Output each entry exactly; skip nothing.

ITEMS —
::::::::
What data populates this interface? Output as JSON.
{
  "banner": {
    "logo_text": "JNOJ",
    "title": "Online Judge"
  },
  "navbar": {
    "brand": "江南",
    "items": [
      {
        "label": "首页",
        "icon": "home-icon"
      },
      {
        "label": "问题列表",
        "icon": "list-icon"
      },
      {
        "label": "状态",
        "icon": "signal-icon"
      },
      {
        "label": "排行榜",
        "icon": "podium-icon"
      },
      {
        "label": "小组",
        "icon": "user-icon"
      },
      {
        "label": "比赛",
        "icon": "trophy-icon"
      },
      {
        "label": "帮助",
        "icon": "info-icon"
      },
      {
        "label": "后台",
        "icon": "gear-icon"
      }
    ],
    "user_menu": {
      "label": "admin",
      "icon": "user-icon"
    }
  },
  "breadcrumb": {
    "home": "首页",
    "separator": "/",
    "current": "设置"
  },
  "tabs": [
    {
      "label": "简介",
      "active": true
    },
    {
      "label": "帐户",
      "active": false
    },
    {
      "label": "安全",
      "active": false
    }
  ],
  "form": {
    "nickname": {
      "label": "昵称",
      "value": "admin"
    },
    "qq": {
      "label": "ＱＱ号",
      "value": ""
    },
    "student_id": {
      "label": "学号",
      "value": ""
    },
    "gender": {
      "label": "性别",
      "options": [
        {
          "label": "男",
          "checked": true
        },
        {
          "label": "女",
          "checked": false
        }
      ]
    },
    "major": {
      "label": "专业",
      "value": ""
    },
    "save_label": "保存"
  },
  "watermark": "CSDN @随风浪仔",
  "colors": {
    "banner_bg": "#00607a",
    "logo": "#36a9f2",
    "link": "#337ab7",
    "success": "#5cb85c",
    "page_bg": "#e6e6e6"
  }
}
::::::::
FINAL RESULT —
What data populates this interface? Output as JSON.
{
  "banner": {
    "logo_text": "JNOJ",
    "title": "Online Judge"
  },
  "navbar": {
    "brand": "江南",
    "items": [
      {
        "label": "首页",
        "icon": "home-icon"
      },
      {
        "label": "问题列表",
        "icon": "list-icon"
      },
      {
        "label": "状态",
        "icon": "signal-icon"
      },
      {
        "label": "排行榜",
        "icon": "podium-icon"
      },
      {
        "label": "小组",
        "icon": "user-icon"
      },
      {
        "label": "比赛",
        "icon": "trophy-icon"
      },
      {
        "label": "帮助",
        "icon": "info-icon"
      },
      {
        "label": "后台",
        "icon": "gear-icon"
      }
    ],
    "user_menu": {
      "label": "admin",
      "icon": "user-icon"
    }
  },
  "breadcrumb": {
    "home": "首页",
    "separator": "/",
    "current": "设置"
  },
  "tabs": [
    {
      "label": "简介",
      "active": true
    },
    {
      "label": "帐户",
      "active": false
    },
    {
      "label": "安全",
      "active": false
    }
  ],
  "form": {
    "nickname": {
      "label": "昵称",
      "value": "admin"
    },
    "qq": {
      "label": "ＱＱ号",
      "value": ""
    },
    "student_id": {
      "label": "学号",
      "value": ""
    },
    "gender": {
      "label": "性别",
      "options": [
        {
          "label": "男",
          "checked": true
        },
        {
          "label": "女",
          "checked": false
        }
      ]
    },
    "major": {
      "label": "专业",
      "value": ""
    },
    "save_label": "保存"
  },
  "watermark": "CSDN @随风浪仔",
  "colors": {
    "banner_bg": "#00607a",
    "logo": "#36a9f2",
    "link": "#337ab7",
    "success": "#5cb85c",
    "page_bg": "#e6e6e6"
  }
}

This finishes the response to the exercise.